══ Exercise data
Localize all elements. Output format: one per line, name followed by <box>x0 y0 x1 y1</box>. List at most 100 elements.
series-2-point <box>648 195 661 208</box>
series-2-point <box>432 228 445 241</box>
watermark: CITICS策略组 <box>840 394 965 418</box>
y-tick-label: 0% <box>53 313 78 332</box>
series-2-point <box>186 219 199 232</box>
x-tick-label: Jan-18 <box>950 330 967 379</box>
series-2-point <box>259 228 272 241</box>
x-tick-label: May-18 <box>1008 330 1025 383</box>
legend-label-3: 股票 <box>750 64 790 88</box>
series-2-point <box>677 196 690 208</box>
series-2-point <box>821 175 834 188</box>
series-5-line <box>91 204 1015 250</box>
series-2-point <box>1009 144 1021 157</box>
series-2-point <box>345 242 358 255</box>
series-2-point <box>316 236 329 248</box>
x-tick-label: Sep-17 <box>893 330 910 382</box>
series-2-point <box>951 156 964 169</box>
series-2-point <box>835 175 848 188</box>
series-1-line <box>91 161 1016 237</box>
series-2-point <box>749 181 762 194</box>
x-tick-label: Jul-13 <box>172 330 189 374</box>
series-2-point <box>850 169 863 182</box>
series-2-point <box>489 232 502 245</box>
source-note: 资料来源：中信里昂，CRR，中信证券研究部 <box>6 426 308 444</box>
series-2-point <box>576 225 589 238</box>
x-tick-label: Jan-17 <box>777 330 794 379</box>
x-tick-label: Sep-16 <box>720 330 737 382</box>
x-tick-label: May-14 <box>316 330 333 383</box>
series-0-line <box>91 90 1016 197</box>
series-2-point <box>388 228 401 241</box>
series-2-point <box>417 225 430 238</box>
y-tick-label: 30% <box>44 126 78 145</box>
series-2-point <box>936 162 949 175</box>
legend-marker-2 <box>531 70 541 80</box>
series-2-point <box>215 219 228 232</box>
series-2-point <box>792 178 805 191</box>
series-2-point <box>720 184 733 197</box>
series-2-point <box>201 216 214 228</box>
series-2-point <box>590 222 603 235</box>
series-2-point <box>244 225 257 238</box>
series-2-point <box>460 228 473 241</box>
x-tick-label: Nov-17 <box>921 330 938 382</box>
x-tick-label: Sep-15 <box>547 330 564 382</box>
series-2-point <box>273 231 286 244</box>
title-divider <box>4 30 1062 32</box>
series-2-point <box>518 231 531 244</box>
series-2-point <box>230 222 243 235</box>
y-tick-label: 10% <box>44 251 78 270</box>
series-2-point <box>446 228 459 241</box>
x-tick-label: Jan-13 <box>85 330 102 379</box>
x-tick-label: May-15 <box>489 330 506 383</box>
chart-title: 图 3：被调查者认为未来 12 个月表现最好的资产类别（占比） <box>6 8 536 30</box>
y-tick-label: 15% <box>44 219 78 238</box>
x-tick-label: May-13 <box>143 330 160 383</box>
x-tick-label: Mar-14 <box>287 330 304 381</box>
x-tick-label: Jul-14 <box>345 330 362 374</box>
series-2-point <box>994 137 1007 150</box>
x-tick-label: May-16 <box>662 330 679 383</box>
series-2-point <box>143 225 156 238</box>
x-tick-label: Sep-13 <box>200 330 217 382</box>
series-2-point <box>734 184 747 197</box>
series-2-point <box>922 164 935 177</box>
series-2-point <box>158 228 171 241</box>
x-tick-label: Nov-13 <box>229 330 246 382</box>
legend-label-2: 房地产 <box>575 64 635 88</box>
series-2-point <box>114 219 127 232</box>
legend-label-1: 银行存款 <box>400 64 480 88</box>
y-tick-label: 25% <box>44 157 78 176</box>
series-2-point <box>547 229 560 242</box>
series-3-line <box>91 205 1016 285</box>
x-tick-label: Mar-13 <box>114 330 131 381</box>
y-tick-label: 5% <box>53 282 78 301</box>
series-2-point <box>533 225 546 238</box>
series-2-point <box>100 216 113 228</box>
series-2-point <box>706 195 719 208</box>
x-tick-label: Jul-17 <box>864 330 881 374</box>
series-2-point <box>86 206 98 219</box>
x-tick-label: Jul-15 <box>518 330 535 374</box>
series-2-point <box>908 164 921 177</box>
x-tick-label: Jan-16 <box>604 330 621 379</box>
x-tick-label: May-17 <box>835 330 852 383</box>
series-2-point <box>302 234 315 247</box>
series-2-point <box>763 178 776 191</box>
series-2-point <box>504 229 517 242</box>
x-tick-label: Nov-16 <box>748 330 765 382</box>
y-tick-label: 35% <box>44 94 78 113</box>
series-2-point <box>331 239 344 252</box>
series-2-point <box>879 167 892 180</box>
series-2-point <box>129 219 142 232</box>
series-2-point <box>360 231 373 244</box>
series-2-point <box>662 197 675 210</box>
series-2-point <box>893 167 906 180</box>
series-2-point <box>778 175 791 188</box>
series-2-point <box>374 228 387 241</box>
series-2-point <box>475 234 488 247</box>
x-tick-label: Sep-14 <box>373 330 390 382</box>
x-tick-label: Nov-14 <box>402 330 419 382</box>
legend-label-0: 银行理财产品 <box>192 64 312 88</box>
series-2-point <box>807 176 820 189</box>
════
══ Exercise data
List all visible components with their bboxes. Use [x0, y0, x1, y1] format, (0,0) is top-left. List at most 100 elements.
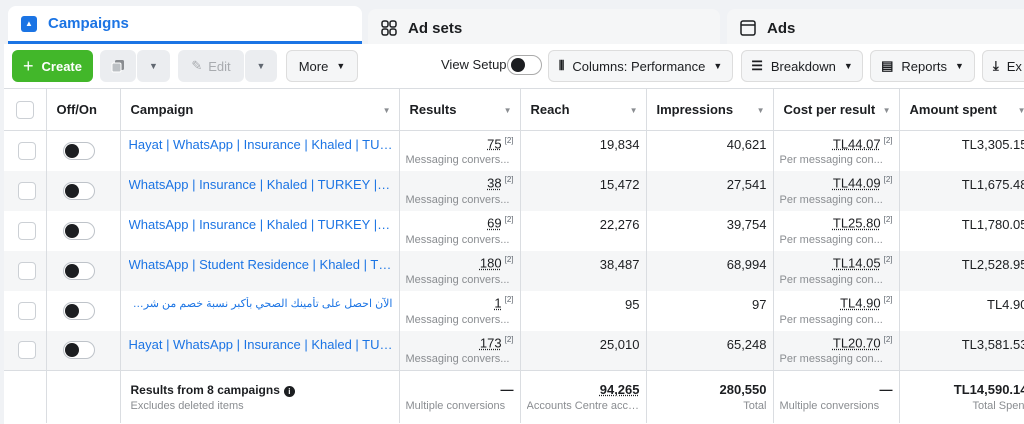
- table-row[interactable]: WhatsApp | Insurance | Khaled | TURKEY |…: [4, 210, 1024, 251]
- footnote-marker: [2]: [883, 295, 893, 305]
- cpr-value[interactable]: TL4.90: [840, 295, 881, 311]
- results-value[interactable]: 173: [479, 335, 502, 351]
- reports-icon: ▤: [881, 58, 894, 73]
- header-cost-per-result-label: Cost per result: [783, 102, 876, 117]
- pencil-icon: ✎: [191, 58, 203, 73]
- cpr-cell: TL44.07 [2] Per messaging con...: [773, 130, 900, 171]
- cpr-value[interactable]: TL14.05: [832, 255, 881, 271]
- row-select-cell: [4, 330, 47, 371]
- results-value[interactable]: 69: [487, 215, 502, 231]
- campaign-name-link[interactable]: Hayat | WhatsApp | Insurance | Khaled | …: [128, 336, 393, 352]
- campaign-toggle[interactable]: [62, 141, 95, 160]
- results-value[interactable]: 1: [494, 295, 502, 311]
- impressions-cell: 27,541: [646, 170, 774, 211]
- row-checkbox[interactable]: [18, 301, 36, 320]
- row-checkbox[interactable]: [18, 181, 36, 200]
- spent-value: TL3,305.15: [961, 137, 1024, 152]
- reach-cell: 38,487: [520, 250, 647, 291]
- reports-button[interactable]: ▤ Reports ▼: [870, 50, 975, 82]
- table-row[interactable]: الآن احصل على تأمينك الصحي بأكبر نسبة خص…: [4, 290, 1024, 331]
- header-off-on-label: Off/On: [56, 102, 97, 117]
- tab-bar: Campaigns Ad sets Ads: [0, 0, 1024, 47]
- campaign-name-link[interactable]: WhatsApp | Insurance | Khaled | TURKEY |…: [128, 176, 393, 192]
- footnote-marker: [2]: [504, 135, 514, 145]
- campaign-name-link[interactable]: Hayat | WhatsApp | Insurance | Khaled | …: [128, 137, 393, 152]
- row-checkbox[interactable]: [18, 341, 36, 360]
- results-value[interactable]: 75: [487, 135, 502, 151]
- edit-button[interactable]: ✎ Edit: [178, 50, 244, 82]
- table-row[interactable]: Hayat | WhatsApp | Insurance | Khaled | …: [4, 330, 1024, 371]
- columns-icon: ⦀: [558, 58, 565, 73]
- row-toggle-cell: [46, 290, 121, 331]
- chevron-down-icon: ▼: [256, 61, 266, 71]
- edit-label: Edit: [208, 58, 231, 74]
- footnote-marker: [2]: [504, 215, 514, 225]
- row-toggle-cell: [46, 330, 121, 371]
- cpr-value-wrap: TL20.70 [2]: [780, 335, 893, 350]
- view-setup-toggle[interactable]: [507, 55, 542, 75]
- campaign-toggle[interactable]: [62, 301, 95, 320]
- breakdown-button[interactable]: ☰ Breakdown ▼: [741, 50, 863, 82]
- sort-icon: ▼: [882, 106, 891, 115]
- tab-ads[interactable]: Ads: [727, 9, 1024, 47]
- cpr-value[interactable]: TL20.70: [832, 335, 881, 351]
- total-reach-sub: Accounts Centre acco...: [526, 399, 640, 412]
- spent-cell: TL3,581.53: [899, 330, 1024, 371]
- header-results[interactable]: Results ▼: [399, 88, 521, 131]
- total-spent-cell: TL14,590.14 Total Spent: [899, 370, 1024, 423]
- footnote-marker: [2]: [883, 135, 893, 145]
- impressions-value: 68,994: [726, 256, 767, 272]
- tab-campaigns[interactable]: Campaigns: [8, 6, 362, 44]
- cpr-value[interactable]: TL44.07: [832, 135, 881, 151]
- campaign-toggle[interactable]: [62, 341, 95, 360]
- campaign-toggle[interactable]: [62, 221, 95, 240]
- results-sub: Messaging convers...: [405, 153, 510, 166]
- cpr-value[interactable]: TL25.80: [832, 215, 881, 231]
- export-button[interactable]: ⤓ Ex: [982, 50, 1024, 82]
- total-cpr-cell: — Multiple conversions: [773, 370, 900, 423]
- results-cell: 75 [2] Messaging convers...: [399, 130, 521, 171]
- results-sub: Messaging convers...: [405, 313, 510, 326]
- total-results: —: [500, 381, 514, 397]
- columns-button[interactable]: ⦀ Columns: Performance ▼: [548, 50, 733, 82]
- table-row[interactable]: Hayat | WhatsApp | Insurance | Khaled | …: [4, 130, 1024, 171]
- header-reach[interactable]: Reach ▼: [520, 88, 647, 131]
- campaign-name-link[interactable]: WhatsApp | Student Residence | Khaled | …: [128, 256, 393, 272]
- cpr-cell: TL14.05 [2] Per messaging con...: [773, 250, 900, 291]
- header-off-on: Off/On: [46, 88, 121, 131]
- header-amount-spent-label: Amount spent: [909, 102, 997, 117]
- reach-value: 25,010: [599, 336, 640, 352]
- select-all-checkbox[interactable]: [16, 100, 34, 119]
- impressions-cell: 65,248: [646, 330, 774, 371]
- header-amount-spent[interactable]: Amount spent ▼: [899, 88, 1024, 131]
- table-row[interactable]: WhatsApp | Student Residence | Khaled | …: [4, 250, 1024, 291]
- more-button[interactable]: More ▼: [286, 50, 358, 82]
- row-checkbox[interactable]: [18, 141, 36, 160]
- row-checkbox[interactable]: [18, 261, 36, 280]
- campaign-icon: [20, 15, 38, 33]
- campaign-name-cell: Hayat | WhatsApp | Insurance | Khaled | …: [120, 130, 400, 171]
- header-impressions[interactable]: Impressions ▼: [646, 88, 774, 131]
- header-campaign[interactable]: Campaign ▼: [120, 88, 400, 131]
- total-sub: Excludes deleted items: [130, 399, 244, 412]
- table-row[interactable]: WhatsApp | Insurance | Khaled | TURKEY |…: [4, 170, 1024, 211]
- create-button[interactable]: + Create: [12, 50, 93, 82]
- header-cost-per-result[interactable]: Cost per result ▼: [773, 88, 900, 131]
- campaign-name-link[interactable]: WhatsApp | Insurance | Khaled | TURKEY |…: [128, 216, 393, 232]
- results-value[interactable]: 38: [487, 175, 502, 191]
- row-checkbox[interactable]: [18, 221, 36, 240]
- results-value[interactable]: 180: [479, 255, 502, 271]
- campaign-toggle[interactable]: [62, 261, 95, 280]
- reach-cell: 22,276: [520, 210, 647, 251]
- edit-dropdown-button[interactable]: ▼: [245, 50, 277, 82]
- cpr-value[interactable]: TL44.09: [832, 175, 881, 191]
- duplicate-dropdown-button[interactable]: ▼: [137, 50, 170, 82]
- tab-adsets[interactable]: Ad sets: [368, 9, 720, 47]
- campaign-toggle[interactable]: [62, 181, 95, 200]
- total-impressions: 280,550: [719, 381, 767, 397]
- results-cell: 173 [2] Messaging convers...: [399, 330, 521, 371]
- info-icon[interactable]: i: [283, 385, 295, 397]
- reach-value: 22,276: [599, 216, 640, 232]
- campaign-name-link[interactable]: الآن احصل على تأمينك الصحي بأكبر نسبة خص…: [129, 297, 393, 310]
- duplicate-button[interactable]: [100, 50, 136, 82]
════
**Work to complete:**
Rewrite the entries as a JSON list of strings, one string per line and no blank lines. Begin at the line that has "Localize all elements." and stop after the line that has "series-2-point <box>749 181 762 194</box>".

**Response to the task:**
[
  "Localize all elements. Output format: one per line, name followed by <box>x0 y0 x1 y1</box>. List at most 100 elements.",
  "series-2-point <box>648 195 661 208</box>",
  "series-2-point <box>432 228 445 241</box>",
  "watermark: CITICS策略组 <box>840 394 965 418</box>",
  "y-tick-label: 0% <box>53 313 78 332</box>",
  "series-2-point <box>186 219 199 232</box>",
  "x-tick-label: Jan-18 <box>950 330 967 379</box>",
  "series-2-point <box>259 228 272 241</box>",
  "x-tick-label: May-18 <box>1008 330 1025 383</box>",
  "legend-label-3: 股票 <box>750 64 790 88</box>",
  "series-2-point <box>677 196 690 208</box>",
  "series-2-point <box>821 175 834 188</box>",
  "series-5-line <box>91 204 1015 250</box>",
  "series-2-point <box>1009 144 1021 157</box>",
  "series-2-point <box>345 242 358 255</box>",
  "series-2-point <box>316 236 329 248</box>",
  "x-tick-label: Sep-17 <box>893 330 910 382</box>",
  "series-2-point <box>951 156 964 169</box>",
  "series-2-point <box>835 175 848 188</box>",
  "series-1-line <box>91 161 1016 237</box>",
  "series-2-point <box>749 181 762 194</box>"
]